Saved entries
--------------------------------------------------

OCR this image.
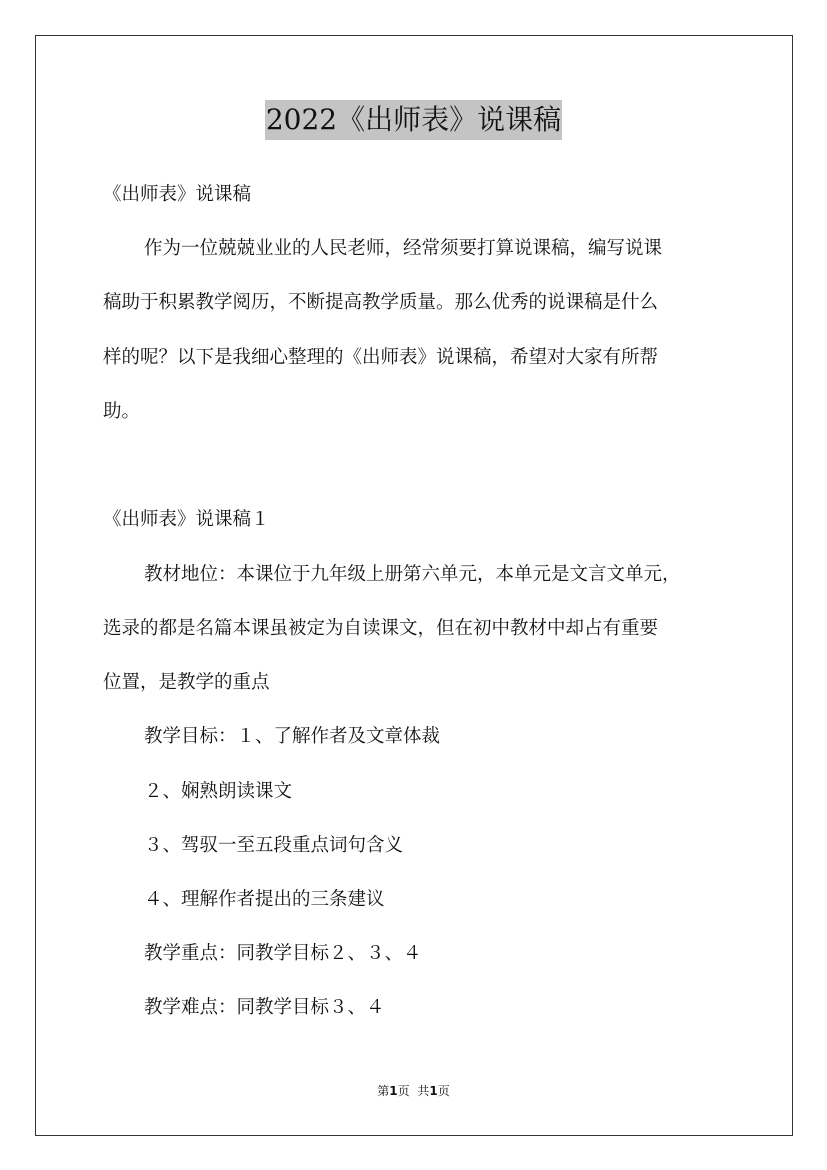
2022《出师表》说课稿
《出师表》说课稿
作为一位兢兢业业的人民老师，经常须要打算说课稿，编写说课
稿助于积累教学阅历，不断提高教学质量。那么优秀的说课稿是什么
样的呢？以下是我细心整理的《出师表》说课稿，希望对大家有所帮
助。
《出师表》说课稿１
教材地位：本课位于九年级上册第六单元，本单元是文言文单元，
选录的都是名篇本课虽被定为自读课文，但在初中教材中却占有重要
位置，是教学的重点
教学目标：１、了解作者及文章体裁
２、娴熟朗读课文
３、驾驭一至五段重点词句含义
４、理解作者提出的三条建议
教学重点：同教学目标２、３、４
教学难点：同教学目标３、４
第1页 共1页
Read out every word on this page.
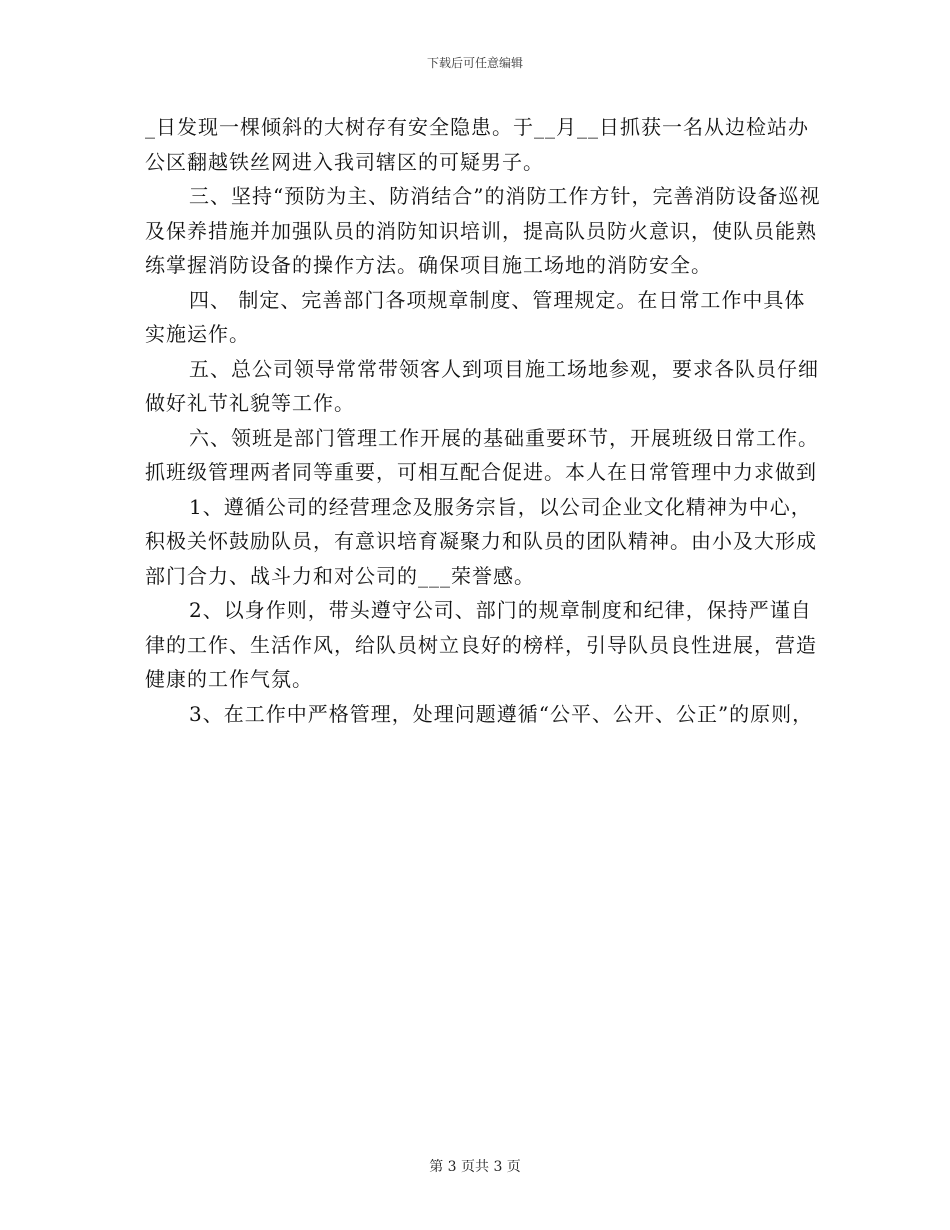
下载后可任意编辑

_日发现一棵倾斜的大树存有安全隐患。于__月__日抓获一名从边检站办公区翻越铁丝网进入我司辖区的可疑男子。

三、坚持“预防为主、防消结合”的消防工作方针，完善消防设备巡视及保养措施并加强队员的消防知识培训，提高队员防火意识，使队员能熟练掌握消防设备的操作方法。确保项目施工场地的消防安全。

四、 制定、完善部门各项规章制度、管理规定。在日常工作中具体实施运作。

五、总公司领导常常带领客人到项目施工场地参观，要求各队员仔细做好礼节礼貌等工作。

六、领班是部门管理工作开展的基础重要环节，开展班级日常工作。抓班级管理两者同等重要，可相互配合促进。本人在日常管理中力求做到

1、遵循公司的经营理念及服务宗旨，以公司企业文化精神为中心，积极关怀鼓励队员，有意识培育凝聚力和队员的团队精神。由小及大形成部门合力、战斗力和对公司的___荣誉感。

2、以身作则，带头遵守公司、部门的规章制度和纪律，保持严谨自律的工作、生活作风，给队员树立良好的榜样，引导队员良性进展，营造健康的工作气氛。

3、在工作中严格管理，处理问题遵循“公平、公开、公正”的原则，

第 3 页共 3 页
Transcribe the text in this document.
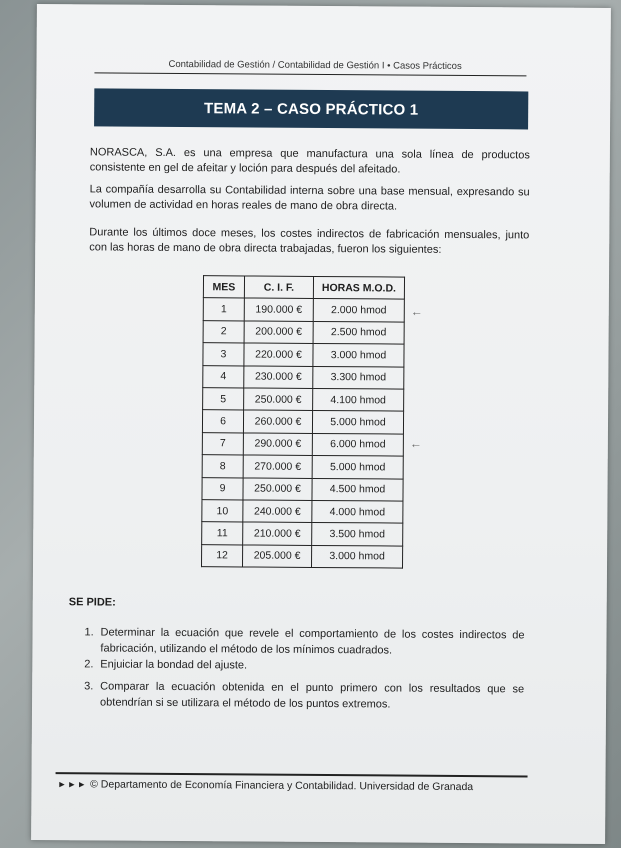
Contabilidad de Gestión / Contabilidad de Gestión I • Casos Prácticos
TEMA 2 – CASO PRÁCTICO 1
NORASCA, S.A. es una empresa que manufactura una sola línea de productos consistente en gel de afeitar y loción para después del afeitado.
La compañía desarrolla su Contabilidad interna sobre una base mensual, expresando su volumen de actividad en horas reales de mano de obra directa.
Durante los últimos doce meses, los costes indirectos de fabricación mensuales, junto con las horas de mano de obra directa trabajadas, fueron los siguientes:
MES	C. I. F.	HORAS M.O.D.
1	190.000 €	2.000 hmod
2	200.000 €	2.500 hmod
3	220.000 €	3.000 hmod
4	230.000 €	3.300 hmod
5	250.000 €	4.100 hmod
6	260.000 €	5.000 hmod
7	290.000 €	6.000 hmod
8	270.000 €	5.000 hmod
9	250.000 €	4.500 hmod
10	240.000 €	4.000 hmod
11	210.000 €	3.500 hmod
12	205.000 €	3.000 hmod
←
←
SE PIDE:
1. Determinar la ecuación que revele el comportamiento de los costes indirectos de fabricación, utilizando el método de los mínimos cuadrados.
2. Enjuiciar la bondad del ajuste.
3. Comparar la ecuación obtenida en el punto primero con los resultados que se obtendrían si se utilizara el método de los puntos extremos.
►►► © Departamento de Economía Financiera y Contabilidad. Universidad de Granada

--------------------------------------------------

Instruction:
Images must not appear in the copy; reproduce everything else in the records verbatim.

Solution to this task:
OCR this image.
2022《出师表》说课稿
《出师表》说课稿
作为一位兢兢业业的人民老师，经常须要打算说课稿，编写说课
稿助于积累教学阅历，不断提高教学质量。那么优秀的说课稿是什么
样的呢？以下是我细心整理的《出师表》说课稿，希望对大家有所帮
助。
《出师表》说课稿１
教材地位：本课位于九年级上册第六单元，本单元是文言文单元，
选录的都是名篇本课虽被定为自读课文，但在初中教材中却占有重要
位置，是教学的重点
教学目标：１、了解作者及文章体裁
２、娴熟朗读课文
３、驾驭一至五段重点词句含义
４、理解作者提出的三条建议
教学重点：同教学目标２、３、４
教学难点：同教学目标３、４
第1页 共1页
Read out every word on this page.
下载后可任意编辑

_日发现一棵倾斜的大树存有安全隐患。于__月__日抓获一名从边检站办公区翻越铁丝网进入我司辖区的可疑男子。

三、坚持“预防为主、防消结合”的消防工作方针，完善消防设备巡视及保养措施并加强队员的消防知识培训，提高队员防火意识，使队员能熟练掌握消防设备的操作方法。确保项目施工场地的消防安全。

四、 制定、完善部门各项规章制度、管理规定。在日常工作中具体实施运作。

五、总公司领导常常带领客人到项目施工场地参观，要求各队员仔细做好礼节礼貌等工作。

六、领班是部门管理工作开展的基础重要环节，开展班级日常工作。抓班级管理两者同等重要，可相互配合促进。本人在日常管理中力求做到

1、遵循公司的经营理念及服务宗旨，以公司企业文化精神为中心，积极关怀鼓励队员，有意识培育凝聚力和队员的团队精神。由小及大形成部门合力、战斗力和对公司的___荣誉感。

2、以身作则，带头遵守公司、部门的规章制度和纪律，保持严谨自律的工作、生活作风，给队员树立良好的榜样，引导队员良性进展，营造健康的工作气氛。

3、在工作中严格管理，处理问题遵循“公平、公开、公正”的原则，

第 3 页共 3 页
Transcribe the text in this document.
Contabilidad de Gestión / Contabilidad de Gestión I • Casos Prácticos
TEMA 2 – CASO PRÁCTICO 1
NORASCA, S.A. es una empresa que manufactura una sola línea de productos consistente en gel de afeitar y loción para después del afeitado.
La compañía desarrolla su Contabilidad interna sobre una base mensual, expresando su volumen de actividad en horas reales de mano de obra directa.
Durante los últimos doce meses, los costes indirectos de fabricación mensuales, junto con las horas de mano de obra directa trabajadas, fueron los siguientes:
MES	C. I. F.	HORAS M.O.D.
1	190.000 €	2.000 hmod
2	200.000 €	2.500 hmod
3	220.000 €	3.000 hmod
4	230.000 €	3.300 hmod
5	250.000 €	4.100 hmod
6	260.000 €	5.000 hmod
7	290.000 €	6.000 hmod
8	270.000 €	5.000 hmod
9	250.000 €	4.500 hmod
10	240.000 €	4.000 hmod
11	210.000 €	3.500 hmod
12	205.000 €	3.000 hmod
←
←
SE PIDE:
1. Determinar la ecuación que revele el comportamiento de los costes indirectos de fabricación, utilizando el método de los mínimos cuadrados.
2. Enjuiciar la bondad del ajuste.
3. Comparar la ecuación obtenida en el punto primero con los resultados que se obtendrían si se utilizara el método de los puntos extremos.
►►► © Departamento de Economía Financiera y Contabilidad. Universidad de Granada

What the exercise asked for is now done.